▶ [Task prompt]:
Copy everything in the listing below word for word, apart from any images.

════════════════════

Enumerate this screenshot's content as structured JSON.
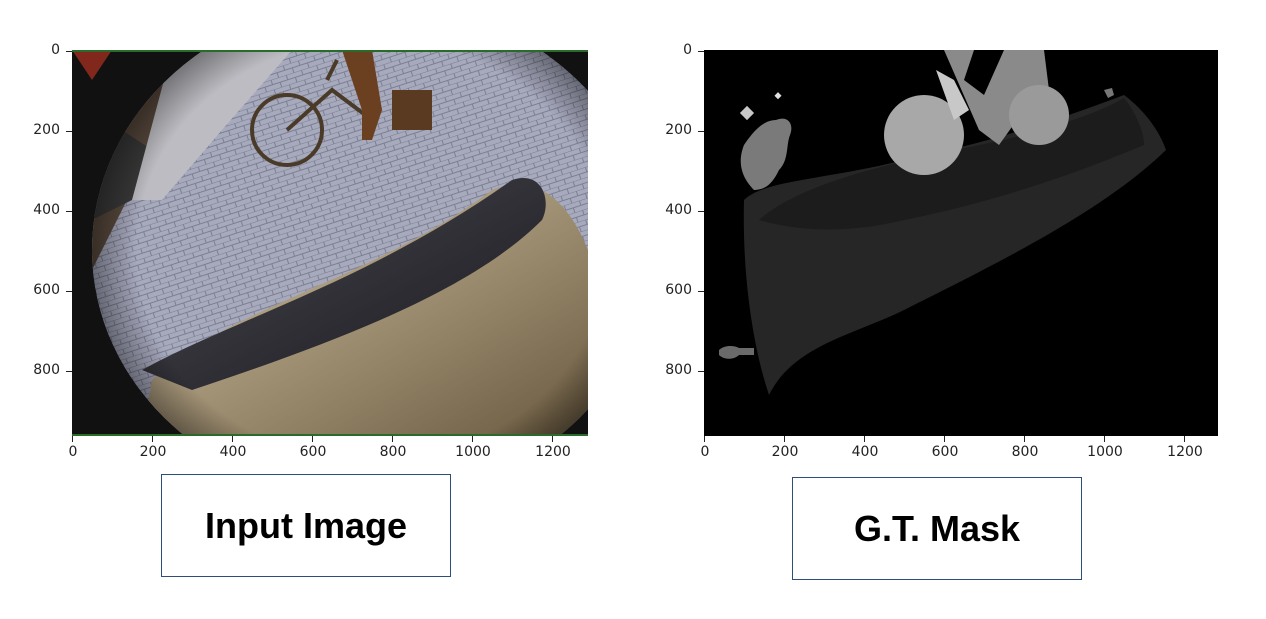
{
  "panels": [
    {
      "y_ticks": [
        "0",
        "200",
        "400",
        "600",
        "800"
      ],
      "x_ticks": [
        "0",
        "200",
        "400",
        "600",
        "800",
        "1000",
        "1200"
      ],
      "caption": "Input Image"
    },
    {
      "y_ticks": [
        "0",
        "200",
        "400",
        "600",
        "800"
      ],
      "x_ticks": [
        "0",
        "200",
        "400",
        "600",
        "800",
        "1000",
        "1200"
      ],
      "caption": "G.T. Mask"
    }
  ],
  "colors": {
    "caption_border": "#2f4d7a",
    "mask_background": "#000000",
    "road_gray": "#a9abc0",
    "car_body": "#3c3c42"
  },
  "image_content": {
    "left": "fisheye photo of paved street with cyclist and car roof",
    "right": "grayscale segmentation mask"
  }
}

════════════════════

▶ [Exercise answer]:
Enumerate this screenshot's content as structured JSON.
{
  "panels": [
    {
      "y_ticks": [
        "0",
        "200",
        "400",
        "600",
        "800"
      ],
      "x_ticks": [
        "0",
        "200",
        "400",
        "600",
        "800",
        "1000",
        "1200"
      ],
      "caption": "Input Image"
    },
    {
      "y_ticks": [
        "0",
        "200",
        "400",
        "600",
        "800"
      ],
      "x_ticks": [
        "0",
        "200",
        "400",
        "600",
        "800",
        "1000",
        "1200"
      ],
      "caption": "G.T. Mask"
    }
  ],
  "colors": {
    "caption_border": "#2f4d7a",
    "mask_background": "#000000",
    "road_gray": "#a9abc0",
    "car_body": "#3c3c42"
  },
  "image_content": {
    "left": "fisheye photo of paved street with cyclist and car roof",
    "right": "grayscale segmentation mask"
  }
}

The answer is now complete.